» EXCERPTED PASSAGE:
══════════
4-Hydroxy-2-nonenal and Ethyl Linoleate Form N2,3-Ethenoguanine under Peroxidizing Conditions

Abstract

In these studies, we demonstrate that N²,3-ethenoguanine (N²,3-εGua) is formed from lipid peroxidation as well as other oxidative reactions. Ethyl linoleate (EtLA) or 4-hydroxy-2-nonenal (HNE) was reacted with dGuo in the presence of tert-butyl hydroperoxide (t-BuOOH) for 72 h at 50 °C. The resulting N²,3-εGua was characterized by liquid chromatography/electrospray mass spectroscopy and by gas chromatography/high-resolution mass spectral (GC/HRMS) analysis of its pentafluorobenzyl derivative following immunoaffinity chromatography purification. The amounts of N²,3-εGua formed were 825 ± 20 and 1720 ± 50 N²,3-εGua adducts/10⁶ normal dGuo bases for EtLA and HNE, respectively, corresponding to 38- and 82-fold increases in the amount of N²,3-εGua compared to controls containing only t-BuOOH. Controls containing t-BuOOH but no lipid resulted in a >1000-fold increase in the level of N²,3-εGua over dGuo that was not subjected to incubation. EtLA and HNE, in the presence of t-BuOOH, were reacted with calf thymus DNA at 37 °C for 89 h. The amounts of N²,3-εGua formed in intact ctDNA were 114 ± 32 and 52.9 ± 16.7 N²,3-εGua adducts/10⁶ normal dGuo bases for EtLA and HNE, respectively. These compared to 2.02 ± 0.17 and 2.05 ± 0.47 N²,3-εGua adducts/10⁶ normal dGuo bases in control DNA incubated with t-BuOOH, but no lipid. [¹³C₁₈]EtLA was reacted with dGuo to determine the extent of direct alkylation by lipid peroxidation byproducts. These reactions resulted in a 89−93% level of incorporation of the ¹³C label into N²,3-εGua when EtLA and dGuo were in equimolar concentrations, when EtLA was in 10-fold molar excess, and when deoxyribose (thymidine) was in 10-fold molar excess. Similar reactions with ctDNA resulted in an 86% level of incorporation of the ¹³C label. These data demonstrate that N²,3-εGua is formed from EtLA and HNE under peroxidizing conditions by direct alkylation. The data also suggest, however, that N²,3-εGua is also formed by an alternative mechanism that involves some other oxidative reaction which remains unclear.
══════════
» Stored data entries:
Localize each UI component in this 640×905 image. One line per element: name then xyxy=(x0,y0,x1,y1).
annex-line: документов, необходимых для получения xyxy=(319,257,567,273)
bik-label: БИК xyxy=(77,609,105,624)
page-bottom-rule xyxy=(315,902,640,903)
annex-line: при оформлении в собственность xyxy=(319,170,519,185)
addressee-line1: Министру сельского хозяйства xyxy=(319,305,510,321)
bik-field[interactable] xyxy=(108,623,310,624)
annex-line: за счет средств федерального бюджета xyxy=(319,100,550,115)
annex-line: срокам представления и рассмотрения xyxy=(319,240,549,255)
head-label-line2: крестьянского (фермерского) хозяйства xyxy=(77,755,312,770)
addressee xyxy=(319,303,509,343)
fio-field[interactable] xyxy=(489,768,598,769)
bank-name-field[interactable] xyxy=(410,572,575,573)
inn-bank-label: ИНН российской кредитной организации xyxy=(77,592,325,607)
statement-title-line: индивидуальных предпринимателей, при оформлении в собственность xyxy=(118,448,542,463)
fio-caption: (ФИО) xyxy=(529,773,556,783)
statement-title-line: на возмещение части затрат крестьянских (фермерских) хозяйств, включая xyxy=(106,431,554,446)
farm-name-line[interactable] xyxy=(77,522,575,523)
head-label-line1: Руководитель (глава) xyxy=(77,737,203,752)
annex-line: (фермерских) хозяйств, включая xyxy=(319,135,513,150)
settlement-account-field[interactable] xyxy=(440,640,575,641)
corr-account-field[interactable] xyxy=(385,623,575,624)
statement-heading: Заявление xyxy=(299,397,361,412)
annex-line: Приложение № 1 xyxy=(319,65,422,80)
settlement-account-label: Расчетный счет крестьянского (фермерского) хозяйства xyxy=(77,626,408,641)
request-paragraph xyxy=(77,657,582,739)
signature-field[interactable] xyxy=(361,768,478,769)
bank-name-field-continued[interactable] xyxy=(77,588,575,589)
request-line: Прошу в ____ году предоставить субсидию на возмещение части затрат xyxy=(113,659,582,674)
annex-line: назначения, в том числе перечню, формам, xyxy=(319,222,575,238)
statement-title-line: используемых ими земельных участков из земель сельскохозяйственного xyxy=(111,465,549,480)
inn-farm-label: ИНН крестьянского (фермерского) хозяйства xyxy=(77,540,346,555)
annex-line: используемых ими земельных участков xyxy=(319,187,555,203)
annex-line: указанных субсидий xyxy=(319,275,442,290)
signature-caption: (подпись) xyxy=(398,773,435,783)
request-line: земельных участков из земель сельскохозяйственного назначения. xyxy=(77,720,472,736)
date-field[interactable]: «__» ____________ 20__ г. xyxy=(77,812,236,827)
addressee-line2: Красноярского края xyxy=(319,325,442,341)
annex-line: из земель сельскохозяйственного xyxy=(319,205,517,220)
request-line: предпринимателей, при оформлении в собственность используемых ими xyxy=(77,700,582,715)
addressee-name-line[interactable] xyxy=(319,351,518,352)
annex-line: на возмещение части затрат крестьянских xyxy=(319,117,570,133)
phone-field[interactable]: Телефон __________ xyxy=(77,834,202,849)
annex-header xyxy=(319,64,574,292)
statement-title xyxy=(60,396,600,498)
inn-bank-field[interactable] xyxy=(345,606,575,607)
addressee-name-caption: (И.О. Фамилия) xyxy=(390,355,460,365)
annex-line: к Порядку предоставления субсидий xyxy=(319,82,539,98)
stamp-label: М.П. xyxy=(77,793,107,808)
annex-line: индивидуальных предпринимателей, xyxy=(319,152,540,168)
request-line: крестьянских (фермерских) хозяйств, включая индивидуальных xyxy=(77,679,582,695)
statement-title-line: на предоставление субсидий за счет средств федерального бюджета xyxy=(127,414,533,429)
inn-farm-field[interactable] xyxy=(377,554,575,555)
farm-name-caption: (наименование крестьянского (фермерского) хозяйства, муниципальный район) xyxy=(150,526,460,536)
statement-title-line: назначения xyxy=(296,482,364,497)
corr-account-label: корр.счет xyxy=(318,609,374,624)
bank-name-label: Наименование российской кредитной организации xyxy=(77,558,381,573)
══════════
» PROBLEM DETAILS:
In the abstract on N²,3-ethenoguanine formation, at what temperature and for how long were EtLA and HNE reacted with calf thymus DNA? Rely only on the text for what comes next.

» OUTPUT:
At 37 °C for 89 h.